### WORK TO DO:
Return each entry exactly, omitting nothing.

### EXCERPTED RECORDS:
______

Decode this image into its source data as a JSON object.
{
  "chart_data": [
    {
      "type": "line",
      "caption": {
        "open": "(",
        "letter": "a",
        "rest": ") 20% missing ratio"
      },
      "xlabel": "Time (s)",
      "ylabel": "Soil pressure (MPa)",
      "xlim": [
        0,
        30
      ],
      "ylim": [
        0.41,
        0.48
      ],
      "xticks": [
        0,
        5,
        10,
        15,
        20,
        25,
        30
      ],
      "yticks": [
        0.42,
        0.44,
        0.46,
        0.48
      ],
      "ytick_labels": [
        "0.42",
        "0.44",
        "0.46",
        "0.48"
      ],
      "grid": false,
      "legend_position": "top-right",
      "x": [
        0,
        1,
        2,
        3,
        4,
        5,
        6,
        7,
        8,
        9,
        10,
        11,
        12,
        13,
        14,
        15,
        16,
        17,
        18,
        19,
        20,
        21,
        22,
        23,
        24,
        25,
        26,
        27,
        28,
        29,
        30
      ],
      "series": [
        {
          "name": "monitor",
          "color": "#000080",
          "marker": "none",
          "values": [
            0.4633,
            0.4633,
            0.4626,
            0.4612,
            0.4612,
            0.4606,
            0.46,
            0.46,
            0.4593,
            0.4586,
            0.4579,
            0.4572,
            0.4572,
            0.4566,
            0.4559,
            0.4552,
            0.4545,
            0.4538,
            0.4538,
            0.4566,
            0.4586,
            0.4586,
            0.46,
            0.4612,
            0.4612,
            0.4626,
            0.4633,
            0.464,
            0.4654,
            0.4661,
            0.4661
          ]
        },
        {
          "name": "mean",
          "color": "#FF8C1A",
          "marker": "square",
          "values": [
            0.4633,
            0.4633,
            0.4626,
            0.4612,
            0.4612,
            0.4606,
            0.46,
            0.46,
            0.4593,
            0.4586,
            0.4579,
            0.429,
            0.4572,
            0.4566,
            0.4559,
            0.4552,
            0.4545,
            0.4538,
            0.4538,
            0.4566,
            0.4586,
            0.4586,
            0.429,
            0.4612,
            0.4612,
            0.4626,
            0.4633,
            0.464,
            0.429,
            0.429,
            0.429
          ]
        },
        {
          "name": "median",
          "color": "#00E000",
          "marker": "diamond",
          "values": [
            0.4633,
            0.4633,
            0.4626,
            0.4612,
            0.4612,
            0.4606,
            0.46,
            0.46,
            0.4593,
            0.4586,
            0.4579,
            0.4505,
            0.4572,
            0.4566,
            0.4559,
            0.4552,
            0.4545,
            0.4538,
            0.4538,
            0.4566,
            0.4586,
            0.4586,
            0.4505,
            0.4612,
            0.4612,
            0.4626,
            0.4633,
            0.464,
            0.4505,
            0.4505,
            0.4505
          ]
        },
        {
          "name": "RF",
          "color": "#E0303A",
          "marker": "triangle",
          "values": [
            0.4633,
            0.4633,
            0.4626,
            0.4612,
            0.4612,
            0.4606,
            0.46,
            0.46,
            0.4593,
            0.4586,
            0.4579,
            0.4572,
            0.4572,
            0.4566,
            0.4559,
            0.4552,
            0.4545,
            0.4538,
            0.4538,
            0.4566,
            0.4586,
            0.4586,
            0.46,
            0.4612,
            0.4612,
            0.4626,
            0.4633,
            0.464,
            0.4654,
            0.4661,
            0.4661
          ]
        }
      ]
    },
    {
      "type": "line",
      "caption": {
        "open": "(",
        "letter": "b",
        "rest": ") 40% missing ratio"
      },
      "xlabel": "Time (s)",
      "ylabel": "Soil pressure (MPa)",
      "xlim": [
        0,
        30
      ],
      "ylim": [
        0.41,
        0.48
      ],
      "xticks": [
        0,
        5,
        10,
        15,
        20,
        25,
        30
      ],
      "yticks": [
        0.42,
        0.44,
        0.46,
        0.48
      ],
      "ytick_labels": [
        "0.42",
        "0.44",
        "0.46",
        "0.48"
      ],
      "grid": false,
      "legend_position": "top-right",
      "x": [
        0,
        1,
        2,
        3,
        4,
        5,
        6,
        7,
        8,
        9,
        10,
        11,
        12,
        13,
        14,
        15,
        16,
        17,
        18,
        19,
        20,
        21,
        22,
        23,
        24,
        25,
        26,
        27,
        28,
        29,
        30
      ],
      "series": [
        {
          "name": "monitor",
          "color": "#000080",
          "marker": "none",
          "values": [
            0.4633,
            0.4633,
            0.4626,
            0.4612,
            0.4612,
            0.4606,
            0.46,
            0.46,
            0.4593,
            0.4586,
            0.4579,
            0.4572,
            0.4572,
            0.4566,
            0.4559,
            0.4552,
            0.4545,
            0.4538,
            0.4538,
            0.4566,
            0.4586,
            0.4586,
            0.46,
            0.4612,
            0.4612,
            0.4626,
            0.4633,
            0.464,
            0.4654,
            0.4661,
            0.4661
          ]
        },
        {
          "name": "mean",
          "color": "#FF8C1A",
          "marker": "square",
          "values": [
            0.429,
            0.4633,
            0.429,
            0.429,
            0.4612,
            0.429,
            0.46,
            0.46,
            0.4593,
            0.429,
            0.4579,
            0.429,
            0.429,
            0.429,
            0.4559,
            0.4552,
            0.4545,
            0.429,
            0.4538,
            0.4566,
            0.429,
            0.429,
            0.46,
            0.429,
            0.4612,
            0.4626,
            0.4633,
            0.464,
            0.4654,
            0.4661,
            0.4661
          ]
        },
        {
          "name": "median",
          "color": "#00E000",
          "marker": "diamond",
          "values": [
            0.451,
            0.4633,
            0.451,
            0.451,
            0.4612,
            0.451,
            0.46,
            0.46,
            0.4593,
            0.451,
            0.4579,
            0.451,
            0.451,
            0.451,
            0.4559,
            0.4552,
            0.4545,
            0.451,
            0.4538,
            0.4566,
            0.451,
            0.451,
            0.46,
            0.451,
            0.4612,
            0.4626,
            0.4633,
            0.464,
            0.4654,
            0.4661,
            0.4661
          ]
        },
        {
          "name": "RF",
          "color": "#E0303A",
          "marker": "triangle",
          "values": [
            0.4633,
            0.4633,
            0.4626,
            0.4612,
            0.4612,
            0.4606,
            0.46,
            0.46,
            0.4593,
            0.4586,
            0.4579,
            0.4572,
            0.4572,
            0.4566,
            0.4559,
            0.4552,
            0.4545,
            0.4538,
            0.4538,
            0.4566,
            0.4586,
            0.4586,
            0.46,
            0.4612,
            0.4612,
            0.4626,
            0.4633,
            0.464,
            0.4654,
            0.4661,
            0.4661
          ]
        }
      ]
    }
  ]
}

______

### WRITTEN ANSWER:
Decode this image into its source data as a JSON object.
{
  "chart_data": [
    {
      "type": "line",
      "caption": {
        "open": "(",
        "letter": "a",
        "rest": ") 20% missing ratio"
      },
      "xlabel": "Time (s)",
      "ylabel": "Soil pressure (MPa)",
      "xlim": [
        0,
        30
      ],
      "ylim": [
        0.41,
        0.48
      ],
      "xticks": [
        0,
        5,
        10,
        15,
        20,
        25,
        30
      ],
      "yticks": [
        0.42,
        0.44,
        0.46,
        0.48
      ],
      "ytick_labels": [
        "0.42",
        "0.44",
        "0.46",
        "0.48"
      ],
      "grid": false,
      "legend_position": "top-right",
      "x": [
        0,
        1,
        2,
        3,
        4,
        5,
        6,
        7,
        8,
        9,
        10,
        11,
        12,
        13,
        14,
        15,
        16,
        17,
        18,
        19,
        20,
        21,
        22,
        23,
        24,
        25,
        26,
        27,
        28,
        29,
        30
      ],
      "series": [
        {
          "name": "monitor",
          "color": "#000080",
          "marker": "none",
          "values": [
            0.4633,
            0.4633,
            0.4626,
            0.4612,
            0.4612,
            0.4606,
            0.46,
            0.46,
            0.4593,
            0.4586,
            0.4579,
            0.4572,
            0.4572,
            0.4566,
            0.4559,
            0.4552,
            0.4545,
            0.4538,
            0.4538,
            0.4566,
            0.4586,
            0.4586,
            0.46,
            0.4612,
            0.4612,
            0.4626,
            0.4633,
            0.464,
            0.4654,
            0.4661,
            0.4661
          ]
        },
        {
          "name": "mean",
          "color": "#FF8C1A",
          "marker": "square",
          "values": [
            0.4633,
            0.4633,
            0.4626,
            0.4612,
            0.4612,
            0.4606,
            0.46,
            0.46,
            0.4593,
            0.4586,
            0.4579,
            0.429,
            0.4572,
            0.4566,
            0.4559,
            0.4552,
            0.4545,
            0.4538,
            0.4538,
            0.4566,
            0.4586,
            0.4586,
            0.429,
            0.4612,
            0.4612,
            0.4626,
            0.4633,
            0.464,
            0.429,
            0.429,
            0.429
          ]
        },
        {
          "name": "median",
          "color": "#00E000",
          "marker": "diamond",
          "values": [
            0.4633,
            0.4633,
            0.4626,
            0.4612,
            0.4612,
            0.4606,
            0.46,
            0.46,
            0.4593,
            0.4586,
            0.4579,
            0.4505,
            0.4572,
            0.4566,
            0.4559,
            0.4552,
            0.4545,
            0.4538,
            0.4538,
            0.4566,
            0.4586,
            0.4586,
            0.4505,
            0.4612,
            0.4612,
            0.4626,
            0.4633,
            0.464,
            0.4505,
            0.4505,
            0.4505
          ]
        },
        {
          "name": "RF",
          "color": "#E0303A",
          "marker": "triangle",
          "values": [
            0.4633,
            0.4633,
            0.4626,
            0.4612,
            0.4612,
            0.4606,
            0.46,
            0.46,
            0.4593,
            0.4586,
            0.4579,
            0.4572,
            0.4572,
            0.4566,
            0.4559,
            0.4552,
            0.4545,
            0.4538,
            0.4538,
            0.4566,
            0.4586,
            0.4586,
            0.46,
            0.4612,
            0.4612,
            0.4626,
            0.4633,
            0.464,
            0.4654,
            0.4661,
            0.4661
          ]
        }
      ]
    },
    {
      "type": "line",
      "caption": {
        "open": "(",
        "letter": "b",
        "rest": ") 40% missing ratio"
      },
      "xlabel": "Time (s)",
      "ylabel": "Soil pressure (MPa)",
      "xlim": [
        0,
        30
      ],
      "ylim": [
        0.41,
        0.48
      ],
      "xticks": [
        0,
        5,
        10,
        15,
        20,
        25,
        30
      ],
      "yticks": [
        0.42,
        0.44,
        0.46,
        0.48
      ],
      "ytick_labels": [
        "0.42",
        "0.44",
        "0.46",
        "0.48"
      ],
      "grid": false,
      "legend_position": "top-right",
      "x": [
        0,
        1,
        2,
        3,
        4,
        5,
        6,
        7,
        8,
        9,
        10,
        11,
        12,
        13,
        14,
        15,
        16,
        17,
        18,
        19,
        20,
        21,
        22,
        23,
        24,
        25,
        26,
        27,
        28,
        29,
        30
      ],
      "series": [
        {
          "name": "monitor",
          "color": "#000080",
          "marker": "none",
          "values": [
            0.4633,
            0.4633,
            0.4626,
            0.4612,
            0.4612,
            0.4606,
            0.46,
            0.46,
            0.4593,
            0.4586,
            0.4579,
            0.4572,
            0.4572,
            0.4566,
            0.4559,
            0.4552,
            0.4545,
            0.4538,
            0.4538,
            0.4566,
            0.4586,
            0.4586,
            0.46,
            0.4612,
            0.4612,
            0.4626,
            0.4633,
            0.464,
            0.4654,
            0.4661,
            0.4661
          ]
        },
        {
          "name": "mean",
          "color": "#FF8C1A",
          "marker": "square",
          "values": [
            0.429,
            0.4633,
            0.429,
            0.429,
            0.4612,
            0.429,
            0.46,
            0.46,
            0.4593,
            0.429,
            0.4579,
            0.429,
            0.429,
            0.429,
            0.4559,
            0.4552,
            0.4545,
            0.429,
            0.4538,
            0.4566,
            0.429,
            0.429,
            0.46,
            0.429,
            0.4612,
            0.4626,
            0.4633,
            0.464,
            0.4654,
            0.4661,
            0.4661
          ]
        },
        {
          "name": "median",
          "color": "#00E000",
          "marker": "diamond",
          "values": [
            0.451,
            0.4633,
            0.451,
            0.451,
            0.4612,
            0.451,
            0.46,
            0.46,
            0.4593,
            0.451,
            0.4579,
            0.451,
            0.451,
            0.451,
            0.4559,
            0.4552,
            0.4545,
            0.451,
            0.4538,
            0.4566,
            0.451,
            0.451,
            0.46,
            0.451,
            0.4612,
            0.4626,
            0.4633,
            0.464,
            0.4654,
            0.4661,
            0.4661
          ]
        },
        {
          "name": "RF",
          "color": "#E0303A",
          "marker": "triangle",
          "values": [
            0.4633,
            0.4633,
            0.4626,
            0.4612,
            0.4612,
            0.4606,
            0.46,
            0.46,
            0.4593,
            0.4586,
            0.4579,
            0.4572,
            0.4572,
            0.4566,
            0.4559,
            0.4552,
            0.4545,
            0.4538,
            0.4538,
            0.4566,
            0.4586,
            0.4586,
            0.46,
            0.4612,
            0.4612,
            0.4626,
            0.4633,
            0.464,
            0.4654,
            0.4661,
            0.4661
          ]
        }
      ]
    }
  ]
}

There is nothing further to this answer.